What the task asks:
Reply with one number: how many lines contain the word "Base".

Entries supplied:
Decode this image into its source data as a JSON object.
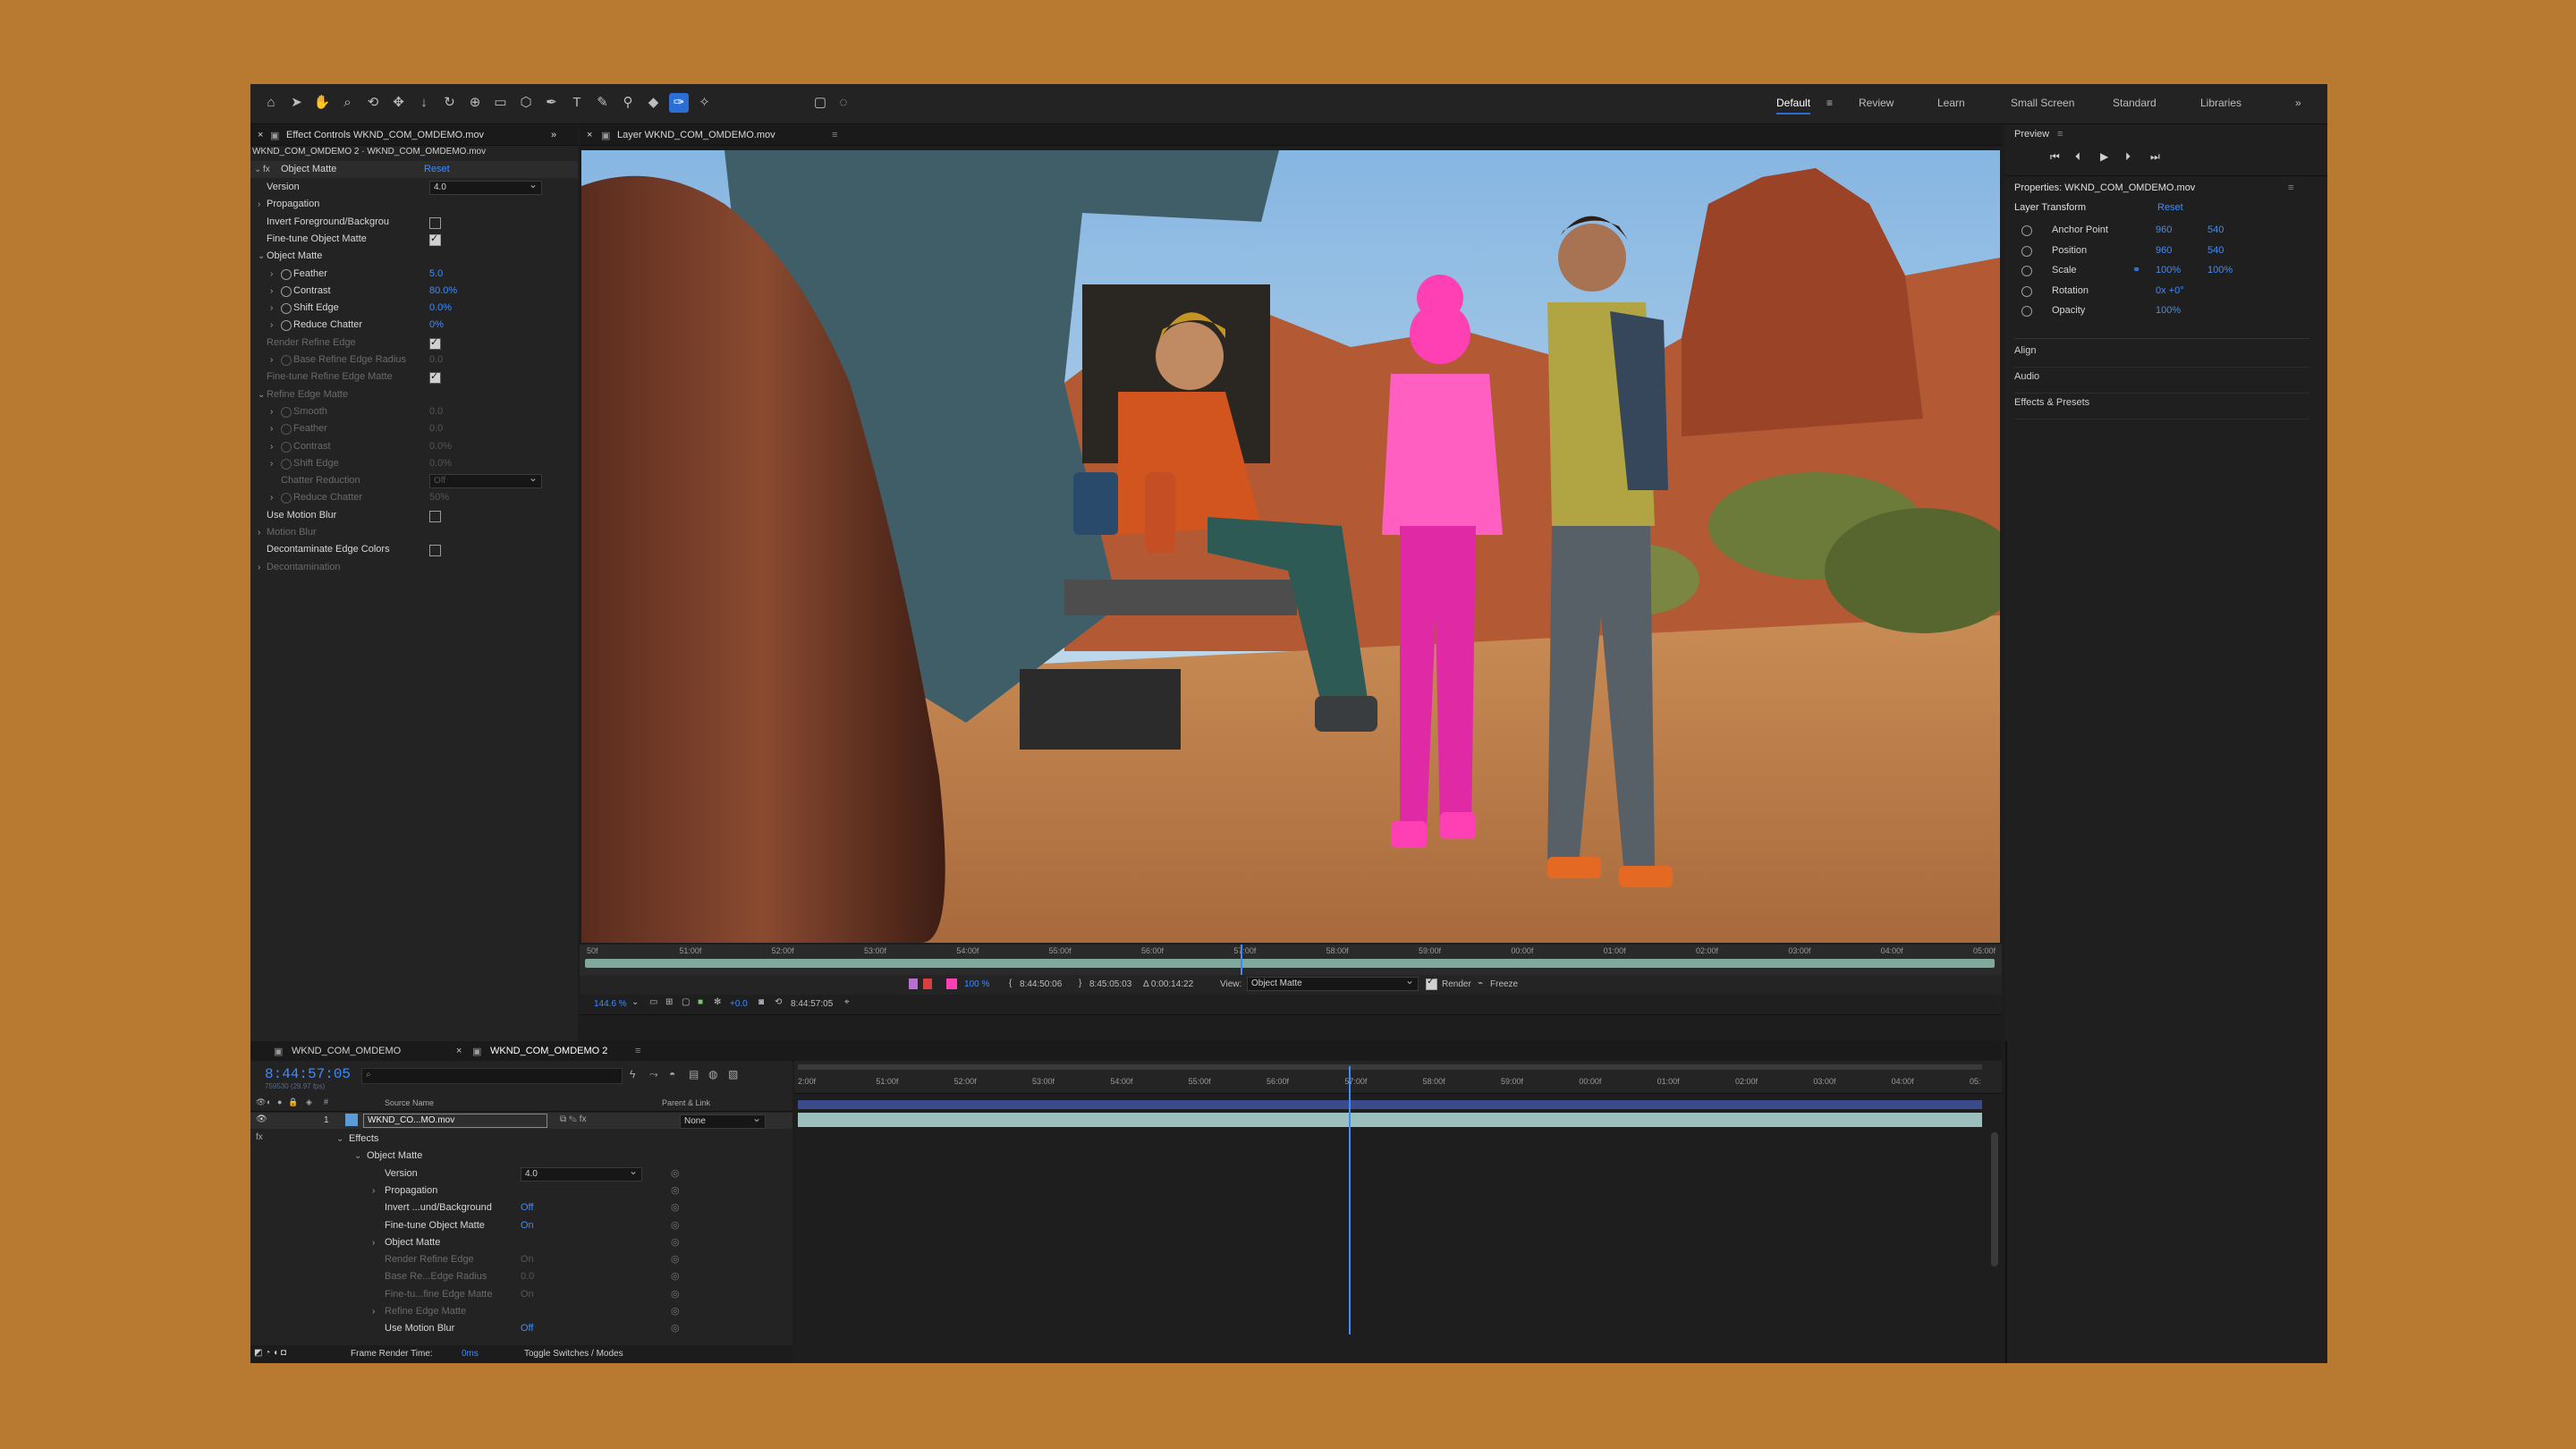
{
  "toolbar": {
    "workspaces": [
      "Default",
      "Review",
      "Learn",
      "Small Screen",
      "Standard",
      "Libraries"
    ],
    "active_workspace": "Default",
    "tools": [
      "home-icon",
      "selection-icon",
      "hand-icon",
      "zoom-icon",
      "orbit-icon",
      "pan-icon",
      "dolly-icon",
      "rotate-icon",
      "anchor-icon",
      "rectangle-icon",
      "cube-icon",
      "pen-icon",
      "type-icon",
      "brush-icon",
      "clone-stamp-icon",
      "eraser-icon",
      "roto-brush-icon",
      "puppet-pin-icon"
    ],
    "overflow": "»"
  },
  "effect_controls": {
    "tab_label": "Effect Controls WKND_COM_OMDEMO.mov",
    "subtitle": "WKND_COM_OMDEMO 2 · WKND_COM_OMDEMO.mov",
    "effect_name": "Object Matte",
    "reset": "Reset",
    "rows": [
      {
        "label": "Version",
        "value": "4.0",
        "type": "dropdown",
        "indent": 1,
        "dim": false
      },
      {
        "label": "Propagation",
        "type": "group",
        "indent": 1,
        "dim": false
      },
      {
        "label": "Invert Foreground/Backgrou",
        "type": "checkbox",
        "checked": false,
        "indent": 1,
        "dim": false
      },
      {
        "label": "Fine-tune Object Matte",
        "type": "checkbox",
        "checked": true,
        "indent": 1,
        "dim": false
      },
      {
        "label": "Object Matte",
        "type": "group-open",
        "indent": 1,
        "dim": false
      },
      {
        "label": "Feather",
        "value": "5.0",
        "type": "prop",
        "indent": 2,
        "dim": false
      },
      {
        "label": "Contrast",
        "value": "80.0%",
        "type": "prop",
        "indent": 2,
        "dim": false
      },
      {
        "label": "Shift Edge",
        "value": "0.0%",
        "type": "prop",
        "indent": 2,
        "dim": false
      },
      {
        "label": "Reduce Chatter",
        "value": "0%",
        "type": "prop",
        "indent": 2,
        "dim": false
      },
      {
        "label": "Render Refine Edge",
        "type": "checkbox",
        "checked": true,
        "indent": 1,
        "dim": true
      },
      {
        "label": "Base Refine Edge Radius",
        "value": "0.0",
        "type": "prop",
        "indent": 2,
        "dim": true
      },
      {
        "label": "Fine-tune Refine Edge Matte",
        "type": "checkbox",
        "checked": true,
        "indent": 1,
        "dim": true
      },
      {
        "label": "Refine Edge Matte",
        "type": "group-open",
        "indent": 1,
        "dim": true
      },
      {
        "label": "Smooth",
        "value": "0.0",
        "type": "prop",
        "indent": 2,
        "dim": true
      },
      {
        "label": "Feather",
        "value": "0.0",
        "type": "prop",
        "indent": 2,
        "dim": true
      },
      {
        "label": "Contrast",
        "value": "0.0%",
        "type": "prop",
        "indent": 2,
        "dim": true
      },
      {
        "label": "Shift Edge",
        "value": "0.0%",
        "type": "prop",
        "indent": 2,
        "dim": true
      },
      {
        "label": "Chatter Reduction",
        "value": "Off",
        "type": "dropdown",
        "indent": 2,
        "dim": true
      },
      {
        "label": "Reduce Chatter",
        "value": "50%",
        "type": "prop",
        "indent": 2,
        "dim": true
      },
      {
        "label": "Use Motion Blur",
        "type": "checkbox",
        "checked": false,
        "indent": 1,
        "dim": false
      },
      {
        "label": "Motion Blur",
        "type": "group",
        "indent": 1,
        "dim": true
      },
      {
        "label": "Decontaminate Edge Colors",
        "type": "checkbox",
        "checked": false,
        "indent": 1,
        "dim": false
      },
      {
        "label": "Decontamination",
        "type": "group",
        "indent": 1,
        "dim": true
      }
    ]
  },
  "viewer": {
    "tab_label": "Layer WKND_COM_OMDEMO.mov",
    "ruler_ticks": [
      "50f",
      "51:00f",
      "52:00f",
      "53:00f",
      "54:00f",
      "55:00f",
      "56:00f",
      "57:00f",
      "58:00f",
      "59:00f",
      "00:00f",
      "01:00f",
      "02:00f",
      "03:00f",
      "04:00f",
      "05:00f"
    ],
    "in_time": "8:44:50:06",
    "out_time": "8:45:05:03",
    "duration": "Δ 0:00:14:22",
    "view_label": "View:",
    "view_value": "Object Matte",
    "render_label": "Render",
    "freeze_label": "Freeze",
    "zoom": "144.6 %",
    "exposure": "+0.0",
    "current_time": "8:44:57:05",
    "opacity_value": "100 %",
    "playhead_fraction": 0.465
  },
  "timeline": {
    "tabs": [
      "WKND_COM_OMDEMO",
      "WKND_COM_OMDEMO 2"
    ],
    "timecode": "8:44:57:05",
    "timecode_sub": "759530 (29.97 fps)",
    "search_placeholder": "",
    "col_source": "Source Name",
    "col_parent": "Parent & Link",
    "layer_name": "WKND_CO...MO.mov",
    "layer_num": "1",
    "parent_value": "None",
    "ticks": [
      "2:00f",
      "51:00f",
      "52:00f",
      "53:00f",
      "54:00f",
      "55:00f",
      "56:00f",
      "57:00f",
      "58:00f",
      "59:00f",
      "00:00f",
      "01:00f",
      "02:00f",
      "03:00f",
      "04:00f",
      "05:"
    ],
    "playhead_fraction": 0.465,
    "props": [
      {
        "label": "Effects",
        "value": "",
        "indent": 0,
        "dim": false
      },
      {
        "label": "Object Matte",
        "value": "",
        "indent": 1,
        "dim": false
      },
      {
        "label": "Version",
        "value": "4.0",
        "indent": 2,
        "dim": false,
        "dropdown": true
      },
      {
        "label": "Propagation",
        "value": "",
        "indent": 2,
        "dim": false,
        "caret": true
      },
      {
        "label": "Invert ...und/Background",
        "value": "Off",
        "indent": 2,
        "dim": false
      },
      {
        "label": "Fine-tune Object Matte",
        "value": "On",
        "indent": 2,
        "dim": false
      },
      {
        "label": "Object Matte",
        "value": "",
        "indent": 2,
        "dim": false,
        "caret": true
      },
      {
        "label": "Render Refine Edge",
        "value": "On",
        "indent": 2,
        "dim": true
      },
      {
        "label": "Base Re...Edge Radius",
        "value": "0.0",
        "indent": 2,
        "dim": true
      },
      {
        "label": "Fine-tu...fine Edge Matte",
        "value": "On",
        "indent": 2,
        "dim": true
      },
      {
        "label": "Refine Edge Matte",
        "value": "",
        "indent": 2,
        "dim": true,
        "caret": true
      },
      {
        "label": "Use Motion Blur",
        "value": "Off",
        "indent": 2,
        "dim": false
      }
    ],
    "footer_render": "Frame Render Time:",
    "footer_render_value": "0ms",
    "footer_toggle": "Toggle Switches / Modes"
  },
  "preview": {
    "title": "Preview",
    "controls": [
      "first-frame-icon",
      "prev-frame-icon",
      "play-icon",
      "next-frame-icon",
      "last-frame-icon"
    ]
  },
  "properties": {
    "title": "Properties: WKND_COM_OMDEMO.mov",
    "section": "Layer Transform",
    "reset": "Reset",
    "rows": [
      {
        "label": "Anchor Point",
        "v1": "960",
        "v2": "540"
      },
      {
        "label": "Position",
        "v1": "960",
        "v2": "540"
      },
      {
        "label": "Scale",
        "v1": "100%",
        "v2": "100%"
      },
      {
        "label": "Rotation",
        "v1": "0x +0°",
        "v2": ""
      },
      {
        "label": "Opacity",
        "v1": "100%",
        "v2": ""
      }
    ],
    "panels": [
      "Align",
      "Audio",
      "Effects & Presets"
    ]
  },
  "colors": {
    "background": "#b87a31",
    "accent": "#2b6fd6",
    "value_blue": "#3d8cff",
    "matte_pink": "#ff3fb4",
    "sky": "#8fb9df"
  }
}
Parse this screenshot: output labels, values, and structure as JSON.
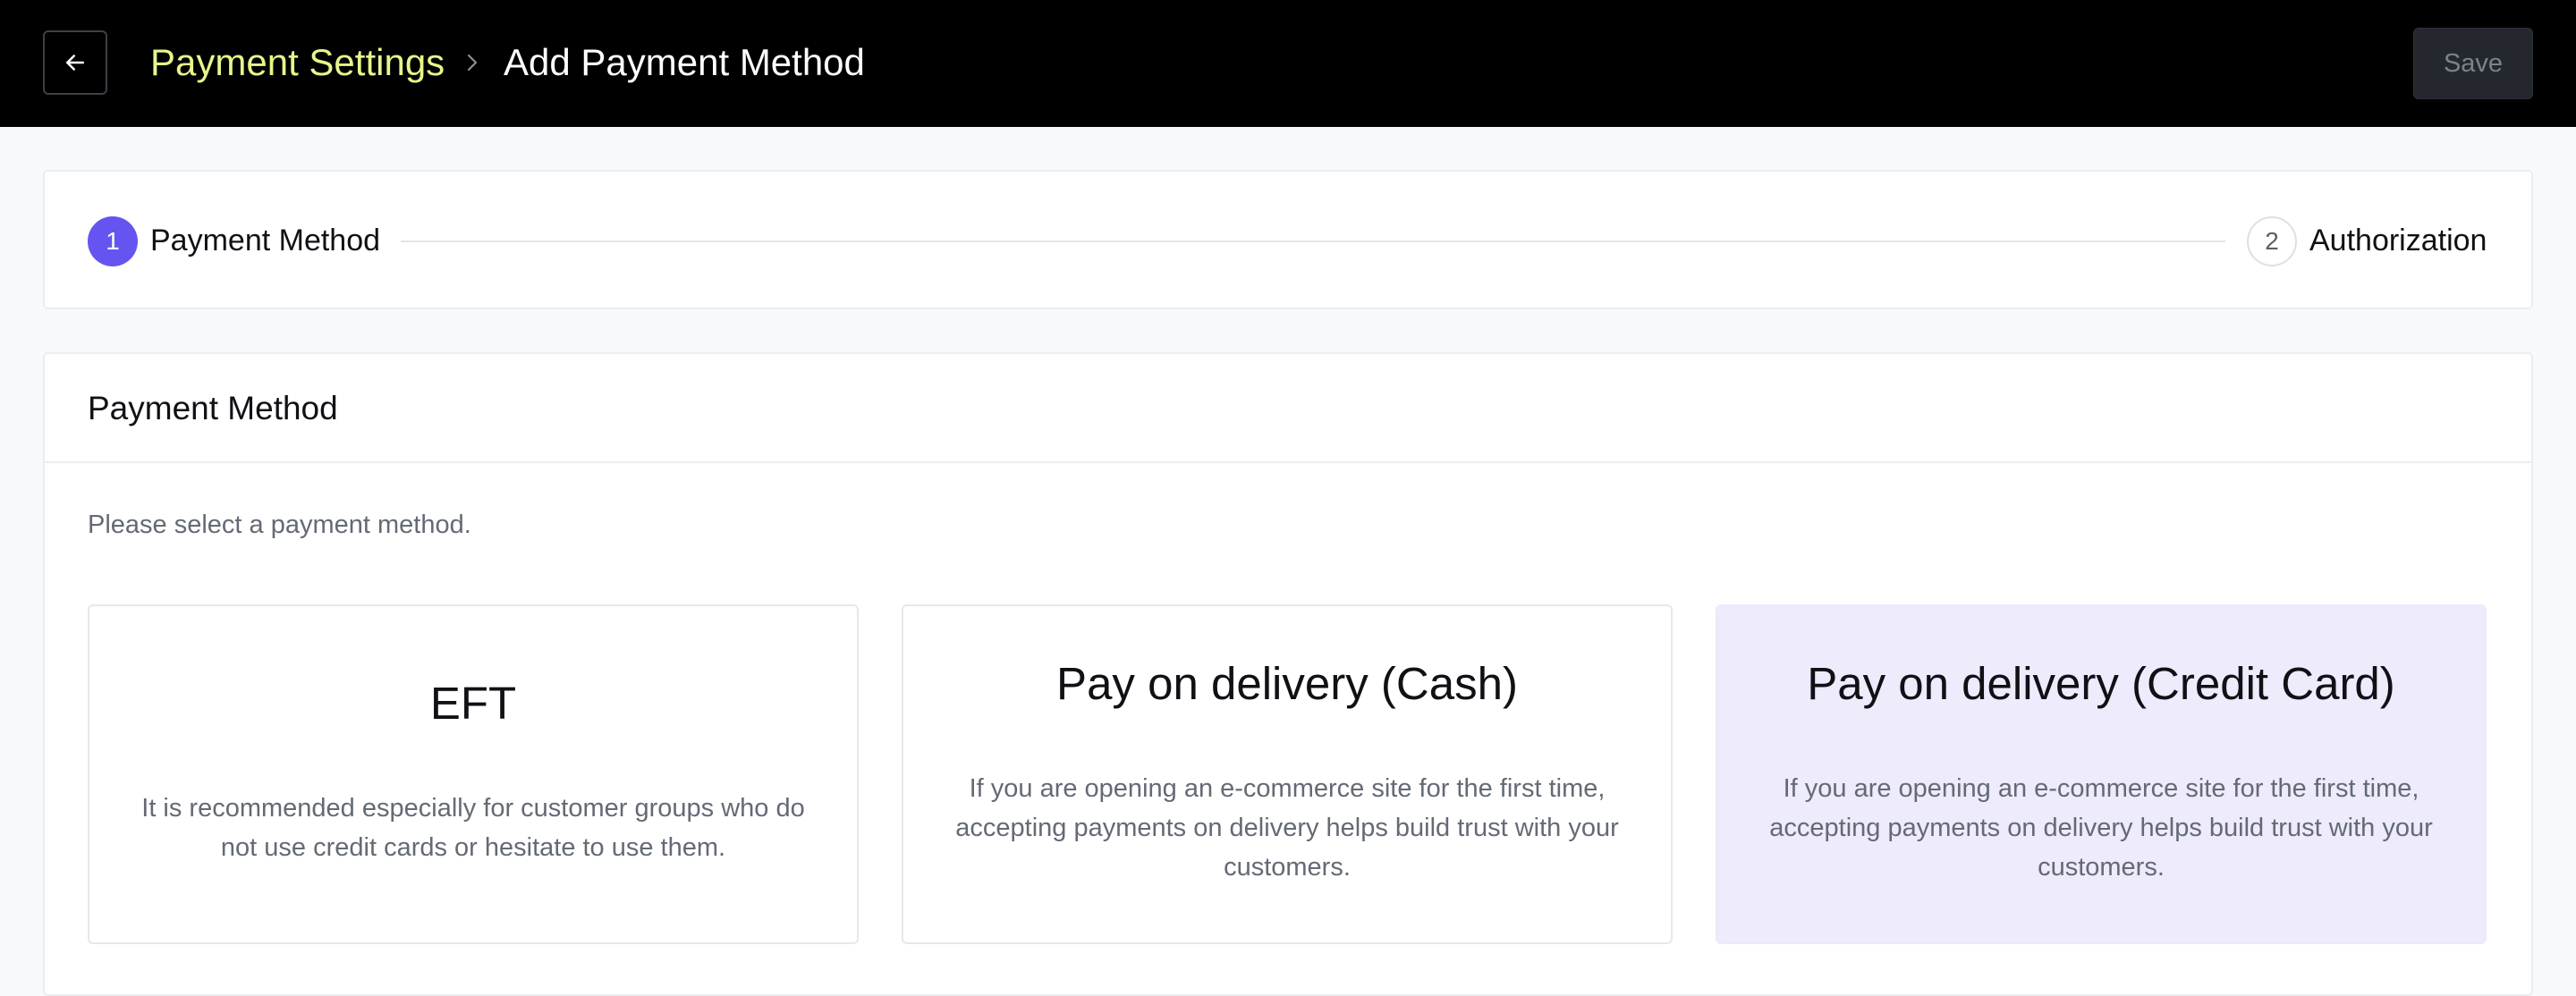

Exercise answer:
2